* _PROBLEM STATEMENT_
What follows is a listing to be transcribed exactly.

Begin

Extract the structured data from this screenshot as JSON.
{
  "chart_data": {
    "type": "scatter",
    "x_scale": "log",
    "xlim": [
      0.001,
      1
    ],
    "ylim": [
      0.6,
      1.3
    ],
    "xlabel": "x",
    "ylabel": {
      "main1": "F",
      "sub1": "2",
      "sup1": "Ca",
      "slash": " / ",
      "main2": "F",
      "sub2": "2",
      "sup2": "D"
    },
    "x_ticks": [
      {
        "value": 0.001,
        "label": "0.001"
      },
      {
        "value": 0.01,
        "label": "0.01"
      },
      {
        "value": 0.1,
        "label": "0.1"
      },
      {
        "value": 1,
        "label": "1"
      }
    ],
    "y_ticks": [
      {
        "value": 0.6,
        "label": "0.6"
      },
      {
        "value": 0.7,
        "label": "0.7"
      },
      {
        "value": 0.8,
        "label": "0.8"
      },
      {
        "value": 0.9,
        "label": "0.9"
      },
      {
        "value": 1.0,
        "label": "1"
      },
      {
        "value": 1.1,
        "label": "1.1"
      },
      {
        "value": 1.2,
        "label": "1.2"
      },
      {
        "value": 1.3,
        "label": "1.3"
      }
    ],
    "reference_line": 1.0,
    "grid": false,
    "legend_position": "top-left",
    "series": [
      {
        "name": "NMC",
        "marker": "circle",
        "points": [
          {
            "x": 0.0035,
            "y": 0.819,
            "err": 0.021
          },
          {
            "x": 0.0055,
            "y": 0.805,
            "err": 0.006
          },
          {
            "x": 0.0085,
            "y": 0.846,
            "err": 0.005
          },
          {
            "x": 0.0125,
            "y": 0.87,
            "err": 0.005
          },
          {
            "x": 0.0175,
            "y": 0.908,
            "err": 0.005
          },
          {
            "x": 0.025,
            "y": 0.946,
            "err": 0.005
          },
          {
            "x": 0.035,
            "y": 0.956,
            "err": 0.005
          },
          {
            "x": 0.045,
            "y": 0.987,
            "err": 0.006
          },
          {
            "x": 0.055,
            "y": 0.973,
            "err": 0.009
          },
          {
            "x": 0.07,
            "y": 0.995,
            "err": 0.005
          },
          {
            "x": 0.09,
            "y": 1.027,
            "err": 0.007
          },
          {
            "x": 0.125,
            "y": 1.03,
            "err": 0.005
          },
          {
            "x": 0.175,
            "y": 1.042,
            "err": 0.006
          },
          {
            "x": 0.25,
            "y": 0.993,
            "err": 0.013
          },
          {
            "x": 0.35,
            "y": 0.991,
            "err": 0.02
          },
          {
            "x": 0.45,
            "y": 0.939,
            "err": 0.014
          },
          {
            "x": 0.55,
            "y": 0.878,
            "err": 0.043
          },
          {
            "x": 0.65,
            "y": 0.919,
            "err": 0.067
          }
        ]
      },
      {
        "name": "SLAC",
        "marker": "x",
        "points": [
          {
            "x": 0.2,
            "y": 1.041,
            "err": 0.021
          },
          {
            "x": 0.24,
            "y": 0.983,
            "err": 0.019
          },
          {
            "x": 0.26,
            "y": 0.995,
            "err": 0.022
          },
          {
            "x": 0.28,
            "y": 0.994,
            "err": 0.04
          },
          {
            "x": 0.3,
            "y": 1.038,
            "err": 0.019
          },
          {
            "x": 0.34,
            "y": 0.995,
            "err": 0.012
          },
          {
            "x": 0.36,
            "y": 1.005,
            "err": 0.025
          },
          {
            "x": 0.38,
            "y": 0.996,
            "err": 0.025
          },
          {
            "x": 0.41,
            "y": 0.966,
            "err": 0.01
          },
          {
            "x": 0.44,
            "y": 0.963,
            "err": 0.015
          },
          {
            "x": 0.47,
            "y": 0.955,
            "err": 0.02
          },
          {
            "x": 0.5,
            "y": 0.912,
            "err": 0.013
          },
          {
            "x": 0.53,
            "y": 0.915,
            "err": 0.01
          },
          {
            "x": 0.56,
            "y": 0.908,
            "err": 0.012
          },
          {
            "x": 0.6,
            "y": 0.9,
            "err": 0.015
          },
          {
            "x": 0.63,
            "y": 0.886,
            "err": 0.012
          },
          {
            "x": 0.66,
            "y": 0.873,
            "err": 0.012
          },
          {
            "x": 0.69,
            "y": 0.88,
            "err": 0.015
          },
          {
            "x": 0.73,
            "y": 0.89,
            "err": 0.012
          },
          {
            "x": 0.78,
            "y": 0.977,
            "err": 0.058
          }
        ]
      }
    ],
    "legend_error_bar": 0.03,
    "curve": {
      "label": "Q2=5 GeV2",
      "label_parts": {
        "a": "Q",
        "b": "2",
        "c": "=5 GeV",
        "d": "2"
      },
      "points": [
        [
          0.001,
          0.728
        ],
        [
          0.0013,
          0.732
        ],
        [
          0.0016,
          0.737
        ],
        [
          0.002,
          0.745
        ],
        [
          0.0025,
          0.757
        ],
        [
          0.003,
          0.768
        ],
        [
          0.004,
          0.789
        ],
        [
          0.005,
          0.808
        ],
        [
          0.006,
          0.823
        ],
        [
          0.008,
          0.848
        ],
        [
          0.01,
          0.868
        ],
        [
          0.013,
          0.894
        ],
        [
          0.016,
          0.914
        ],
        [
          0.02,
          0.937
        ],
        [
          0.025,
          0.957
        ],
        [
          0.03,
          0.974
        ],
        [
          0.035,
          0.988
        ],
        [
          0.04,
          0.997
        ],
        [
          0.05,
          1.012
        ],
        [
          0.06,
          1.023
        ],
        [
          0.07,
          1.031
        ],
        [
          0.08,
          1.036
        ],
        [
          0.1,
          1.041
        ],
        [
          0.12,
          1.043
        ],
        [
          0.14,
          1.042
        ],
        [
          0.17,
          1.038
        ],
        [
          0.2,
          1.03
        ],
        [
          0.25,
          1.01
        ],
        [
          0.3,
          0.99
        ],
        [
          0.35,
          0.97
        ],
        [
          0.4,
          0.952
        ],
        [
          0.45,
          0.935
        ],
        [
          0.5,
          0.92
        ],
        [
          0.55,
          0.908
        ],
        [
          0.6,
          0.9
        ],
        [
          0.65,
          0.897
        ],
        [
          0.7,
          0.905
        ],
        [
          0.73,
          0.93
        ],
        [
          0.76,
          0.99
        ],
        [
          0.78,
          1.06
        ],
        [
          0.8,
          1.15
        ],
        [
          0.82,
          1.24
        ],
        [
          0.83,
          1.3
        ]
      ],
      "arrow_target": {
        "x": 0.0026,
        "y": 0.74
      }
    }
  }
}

End

* _PROBLEM SOLUTION_
Extract the structured data from this screenshot as JSON.
{
  "chart_data": {
    "type": "scatter",
    "x_scale": "log",
    "xlim": [
      0.001,
      1
    ],
    "ylim": [
      0.6,
      1.3
    ],
    "xlabel": "x",
    "ylabel": {
      "main1": "F",
      "sub1": "2",
      "sup1": "Ca",
      "slash": " / ",
      "main2": "F",
      "sub2": "2",
      "sup2": "D"
    },
    "x_ticks": [
      {
        "value": 0.001,
        "label": "0.001"
      },
      {
        "value": 0.01,
        "label": "0.01"
      },
      {
        "value": 0.1,
        "label": "0.1"
      },
      {
        "value": 1,
        "label": "1"
      }
    ],
    "y_ticks": [
      {
        "value": 0.6,
        "label": "0.6"
      },
      {
        "value": 0.7,
        "label": "0.7"
      },
      {
        "value": 0.8,
        "label": "0.8"
      },
      {
        "value": 0.9,
        "label": "0.9"
      },
      {
        "value": 1.0,
        "label": "1"
      },
      {
        "value": 1.1,
        "label": "1.1"
      },
      {
        "value": 1.2,
        "label": "1.2"
      },
      {
        "value": 1.3,
        "label": "1.3"
      }
    ],
    "reference_line": 1.0,
    "grid": false,
    "legend_position": "top-left",
    "series": [
      {
        "name": "NMC",
        "marker": "circle",
        "points": [
          {
            "x": 0.0035,
            "y": 0.819,
            "err": 0.021
          },
          {
            "x": 0.0055,
            "y": 0.805,
            "err": 0.006
          },
          {
            "x": 0.0085,
            "y": 0.846,
            "err": 0.005
          },
          {
            "x": 0.0125,
            "y": 0.87,
            "err": 0.005
          },
          {
            "x": 0.0175,
            "y": 0.908,
            "err": 0.005
          },
          {
            "x": 0.025,
            "y": 0.946,
            "err": 0.005
          },
          {
            "x": 0.035,
            "y": 0.956,
            "err": 0.005
          },
          {
            "x": 0.045,
            "y": 0.987,
            "err": 0.006
          },
          {
            "x": 0.055,
            "y": 0.973,
            "err": 0.009
          },
          {
            "x": 0.07,
            "y": 0.995,
            "err": 0.005
          },
          {
            "x": 0.09,
            "y": 1.027,
            "err": 0.007
          },
          {
            "x": 0.125,
            "y": 1.03,
            "err": 0.005
          },
          {
            "x": 0.175,
            "y": 1.042,
            "err": 0.006
          },
          {
            "x": 0.25,
            "y": 0.993,
            "err": 0.013
          },
          {
            "x": 0.35,
            "y": 0.991,
            "err": 0.02
          },
          {
            "x": 0.45,
            "y": 0.939,
            "err": 0.014
          },
          {
            "x": 0.55,
            "y": 0.878,
            "err": 0.043
          },
          {
            "x": 0.65,
            "y": 0.919,
            "err": 0.067
          }
        ]
      },
      {
        "name": "SLAC",
        "marker": "x",
        "points": [
          {
            "x": 0.2,
            "y": 1.041,
            "err": 0.021
          },
          {
            "x": 0.24,
            "y": 0.983,
            "err": 0.019
          },
          {
            "x": 0.26,
            "y": 0.995,
            "err": 0.022
          },
          {
            "x": 0.28,
            "y": 0.994,
            "err": 0.04
          },
          {
            "x": 0.3,
            "y": 1.038,
            "err": 0.019
          },
          {
            "x": 0.34,
            "y": 0.995,
            "err": 0.012
          },
          {
            "x": 0.36,
            "y": 1.005,
            "err": 0.025
          },
          {
            "x": 0.38,
            "y": 0.996,
            "err": 0.025
          },
          {
            "x": 0.41,
            "y": 0.966,
            "err": 0.01
          },
          {
            "x": 0.44,
            "y": 0.963,
            "err": 0.015
          },
          {
            "x": 0.47,
            "y": 0.955,
            "err": 0.02
          },
          {
            "x": 0.5,
            "y": 0.912,
            "err": 0.013
          },
          {
            "x": 0.53,
            "y": 0.915,
            "err": 0.01
          },
          {
            "x": 0.56,
            "y": 0.908,
            "err": 0.012
          },
          {
            "x": 0.6,
            "y": 0.9,
            "err": 0.015
          },
          {
            "x": 0.63,
            "y": 0.886,
            "err": 0.012
          },
          {
            "x": 0.66,
            "y": 0.873,
            "err": 0.012
          },
          {
            "x": 0.69,
            "y": 0.88,
            "err": 0.015
          },
          {
            "x": 0.73,
            "y": 0.89,
            "err": 0.012
          },
          {
            "x": 0.78,
            "y": 0.977,
            "err": 0.058
          }
        ]
      }
    ],
    "legend_error_bar": 0.03,
    "curve": {
      "label": "Q2=5 GeV2",
      "label_parts": {
        "a": "Q",
        "b": "2",
        "c": "=5 GeV",
        "d": "2"
      },
      "points": [
        [
          0.001,
          0.728
        ],
        [
          0.0013,
          0.732
        ],
        [
          0.0016,
          0.737
        ],
        [
          0.002,
          0.745
        ],
        [
          0.0025,
          0.757
        ],
        [
          0.003,
          0.768
        ],
        [
          0.004,
          0.789
        ],
        [
          0.005,
          0.808
        ],
        [
          0.006,
          0.823
        ],
        [
          0.008,
          0.848
        ],
        [
          0.01,
          0.868
        ],
        [
          0.013,
          0.894
        ],
        [
          0.016,
          0.914
        ],
        [
          0.02,
          0.937
        ],
        [
          0.025,
          0.957
        ],
        [
          0.03,
          0.974
        ],
        [
          0.035,
          0.988
        ],
        [
          0.04,
          0.997
        ],
        [
          0.05,
          1.012
        ],
        [
          0.06,
          1.023
        ],
        [
          0.07,
          1.031
        ],
        [
          0.08,
          1.036
        ],
        [
          0.1,
          1.041
        ],
        [
          0.12,
          1.043
        ],
        [
          0.14,
          1.042
        ],
        [
          0.17,
          1.038
        ],
        [
          0.2,
          1.03
        ],
        [
          0.25,
          1.01
        ],
        [
          0.3,
          0.99
        ],
        [
          0.35,
          0.97
        ],
        [
          0.4,
          0.952
        ],
        [
          0.45,
          0.935
        ],
        [
          0.5,
          0.92
        ],
        [
          0.55,
          0.908
        ],
        [
          0.6,
          0.9
        ],
        [
          0.65,
          0.897
        ],
        [
          0.7,
          0.905
        ],
        [
          0.73,
          0.93
        ],
        [
          0.76,
          0.99
        ],
        [
          0.78,
          1.06
        ],
        [
          0.8,
          1.15
        ],
        [
          0.82,
          1.24
        ],
        [
          0.83,
          1.3
        ]
      ],
      "arrow_target": {
        "x": 0.0026,
        "y": 0.74
      }
    }
  }
}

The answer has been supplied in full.